* [EXERCISE] Gather every line in the records below that contains the string "milestone", and copy each one in full.

[Visual layout records]
________________

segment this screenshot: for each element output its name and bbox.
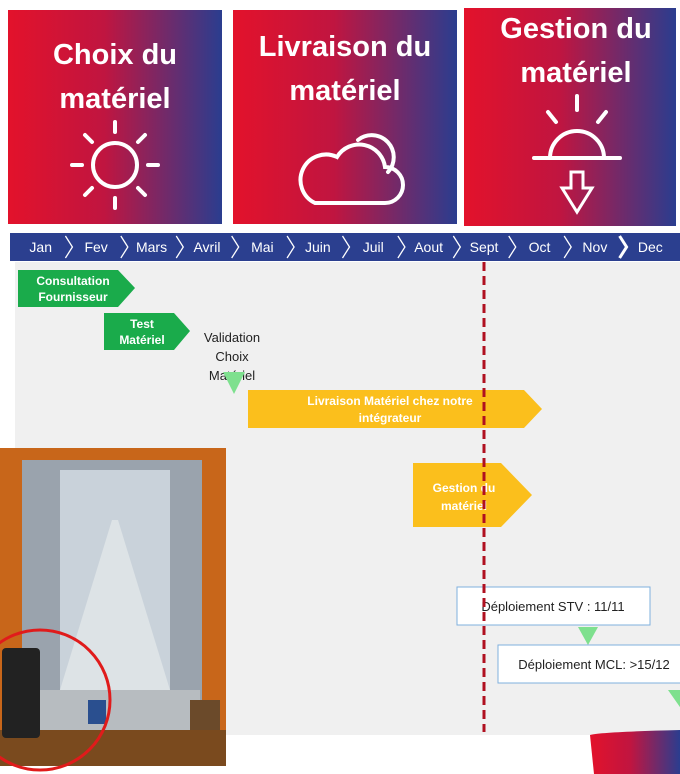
- milestone-label: Déploiement STV : 11/11: [481, 599, 624, 614]
- month-label: Juin: [305, 239, 331, 255]
- slide: Choix dumatériel Livraison dumatériel Ge…: [0, 0, 680, 774]
- photo: [0, 448, 226, 770]
- month-label: Juil: [363, 239, 384, 255]
- corner-decor: [590, 730, 680, 774]
- month-label: Dec: [638, 239, 663, 255]
- month-label: Aout: [414, 239, 443, 255]
- month-label: Oct: [529, 239, 551, 255]
- month-label: Sept: [470, 239, 499, 255]
- month-bar: [10, 233, 680, 261]
- month-label: Avril: [193, 239, 220, 255]
- month-label: Fev: [84, 239, 107, 255]
- month-label: Jan: [29, 239, 52, 255]
- month-label: Mars: [136, 239, 167, 255]
- milestone-label: Déploiement MCL: >15/12: [518, 657, 669, 672]
- month-label: Mai: [251, 239, 274, 255]
- month-label: Nov: [582, 239, 607, 255]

________________

* [TASK SOLUTION]
- milestone-label: Déploiement STV : 11/11: [481, 599, 624, 614]
- milestone-label: Déploiement MCL: >15/12: [518, 657, 669, 672]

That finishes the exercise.